■ THE PROBLEM ■
Gather the lines below that include the string "right", copying each in full.

— begin PROVIDED ENTRIES —

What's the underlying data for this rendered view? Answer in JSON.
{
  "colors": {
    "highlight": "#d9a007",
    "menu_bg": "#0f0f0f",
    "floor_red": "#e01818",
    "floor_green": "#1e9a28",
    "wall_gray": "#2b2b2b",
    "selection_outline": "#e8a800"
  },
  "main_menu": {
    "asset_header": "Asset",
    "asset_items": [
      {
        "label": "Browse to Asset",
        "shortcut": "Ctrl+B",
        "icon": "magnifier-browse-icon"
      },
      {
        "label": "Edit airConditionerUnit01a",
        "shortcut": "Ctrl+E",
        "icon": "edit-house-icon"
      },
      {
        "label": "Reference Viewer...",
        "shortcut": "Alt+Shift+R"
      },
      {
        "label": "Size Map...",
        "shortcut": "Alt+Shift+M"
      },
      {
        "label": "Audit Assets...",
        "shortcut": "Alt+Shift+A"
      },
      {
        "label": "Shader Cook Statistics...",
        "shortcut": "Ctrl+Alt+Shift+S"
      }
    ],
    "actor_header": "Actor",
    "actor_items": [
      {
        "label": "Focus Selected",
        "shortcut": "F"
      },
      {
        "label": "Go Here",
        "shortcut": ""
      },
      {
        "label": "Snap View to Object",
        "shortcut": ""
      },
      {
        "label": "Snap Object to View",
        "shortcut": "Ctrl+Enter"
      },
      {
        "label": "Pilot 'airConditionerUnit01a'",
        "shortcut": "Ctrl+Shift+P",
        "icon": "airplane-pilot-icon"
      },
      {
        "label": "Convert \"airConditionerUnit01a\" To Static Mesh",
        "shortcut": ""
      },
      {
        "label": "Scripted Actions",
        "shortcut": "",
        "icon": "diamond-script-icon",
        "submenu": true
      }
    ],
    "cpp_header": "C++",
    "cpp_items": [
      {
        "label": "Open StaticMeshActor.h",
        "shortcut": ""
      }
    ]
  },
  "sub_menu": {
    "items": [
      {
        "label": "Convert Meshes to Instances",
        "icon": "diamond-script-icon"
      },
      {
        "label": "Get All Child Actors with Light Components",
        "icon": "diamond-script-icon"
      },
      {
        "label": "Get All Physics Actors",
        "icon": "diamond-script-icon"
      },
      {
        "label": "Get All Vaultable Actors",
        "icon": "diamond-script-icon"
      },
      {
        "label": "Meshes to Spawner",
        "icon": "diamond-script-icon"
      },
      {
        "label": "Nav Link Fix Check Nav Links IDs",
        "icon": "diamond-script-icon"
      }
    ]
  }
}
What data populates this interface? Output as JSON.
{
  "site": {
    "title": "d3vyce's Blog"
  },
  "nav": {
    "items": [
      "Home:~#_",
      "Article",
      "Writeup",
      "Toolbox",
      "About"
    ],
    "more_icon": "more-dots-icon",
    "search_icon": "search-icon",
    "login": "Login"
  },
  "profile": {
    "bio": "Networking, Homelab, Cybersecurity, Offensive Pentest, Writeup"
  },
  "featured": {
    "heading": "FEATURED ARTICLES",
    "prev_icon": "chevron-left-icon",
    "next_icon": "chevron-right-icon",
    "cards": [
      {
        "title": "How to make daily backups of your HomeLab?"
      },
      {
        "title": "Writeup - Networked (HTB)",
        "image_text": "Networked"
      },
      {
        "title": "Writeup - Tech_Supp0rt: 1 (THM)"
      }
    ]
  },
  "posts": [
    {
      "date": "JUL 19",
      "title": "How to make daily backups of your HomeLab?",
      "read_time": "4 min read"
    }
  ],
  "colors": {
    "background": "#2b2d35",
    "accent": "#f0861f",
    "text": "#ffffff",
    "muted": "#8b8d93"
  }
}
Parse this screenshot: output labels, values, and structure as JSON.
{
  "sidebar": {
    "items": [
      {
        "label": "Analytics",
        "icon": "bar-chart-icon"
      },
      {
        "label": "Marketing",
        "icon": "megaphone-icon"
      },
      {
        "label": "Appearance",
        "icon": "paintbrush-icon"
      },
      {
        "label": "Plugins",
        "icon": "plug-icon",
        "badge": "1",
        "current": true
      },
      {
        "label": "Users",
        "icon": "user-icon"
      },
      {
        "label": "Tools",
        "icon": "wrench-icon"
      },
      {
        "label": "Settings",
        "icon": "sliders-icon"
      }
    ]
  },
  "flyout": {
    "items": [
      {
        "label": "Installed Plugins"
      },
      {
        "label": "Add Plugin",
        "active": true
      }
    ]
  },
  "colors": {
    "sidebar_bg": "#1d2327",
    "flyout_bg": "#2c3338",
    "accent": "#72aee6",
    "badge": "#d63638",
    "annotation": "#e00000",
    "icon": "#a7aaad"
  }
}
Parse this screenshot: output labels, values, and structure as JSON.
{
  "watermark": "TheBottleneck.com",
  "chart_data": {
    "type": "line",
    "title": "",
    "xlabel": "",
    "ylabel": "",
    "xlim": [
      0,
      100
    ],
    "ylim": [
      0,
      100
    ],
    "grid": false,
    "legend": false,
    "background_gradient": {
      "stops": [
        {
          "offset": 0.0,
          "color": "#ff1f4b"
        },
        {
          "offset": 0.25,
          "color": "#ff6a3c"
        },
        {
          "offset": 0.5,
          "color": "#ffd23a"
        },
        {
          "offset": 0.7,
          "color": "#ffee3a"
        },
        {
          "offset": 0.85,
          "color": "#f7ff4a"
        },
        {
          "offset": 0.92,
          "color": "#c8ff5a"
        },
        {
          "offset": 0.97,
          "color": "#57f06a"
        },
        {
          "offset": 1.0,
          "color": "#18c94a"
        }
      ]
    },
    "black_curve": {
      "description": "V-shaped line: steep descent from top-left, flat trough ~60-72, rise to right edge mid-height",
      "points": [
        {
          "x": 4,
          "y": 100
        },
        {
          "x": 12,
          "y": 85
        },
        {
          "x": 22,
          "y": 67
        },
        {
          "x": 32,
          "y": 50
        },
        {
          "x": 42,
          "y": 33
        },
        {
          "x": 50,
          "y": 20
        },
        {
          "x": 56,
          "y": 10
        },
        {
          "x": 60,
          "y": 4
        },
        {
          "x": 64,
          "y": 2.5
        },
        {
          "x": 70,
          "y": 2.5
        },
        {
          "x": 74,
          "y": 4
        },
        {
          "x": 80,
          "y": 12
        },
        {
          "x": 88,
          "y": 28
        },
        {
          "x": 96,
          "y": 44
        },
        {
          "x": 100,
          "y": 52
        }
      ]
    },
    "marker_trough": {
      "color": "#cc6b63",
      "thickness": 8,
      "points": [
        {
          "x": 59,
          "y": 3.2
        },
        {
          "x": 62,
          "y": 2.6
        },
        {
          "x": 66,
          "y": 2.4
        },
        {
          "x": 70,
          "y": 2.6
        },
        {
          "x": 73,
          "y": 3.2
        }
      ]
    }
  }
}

— end PROVIDED ENTRIES —

■ THE OUTPUT ■
    "next_icon": "chevron-right-icon",
      "description": "V-shaped line: steep descent from top-left, flat trough ~60-72, rise to right edge mid-height",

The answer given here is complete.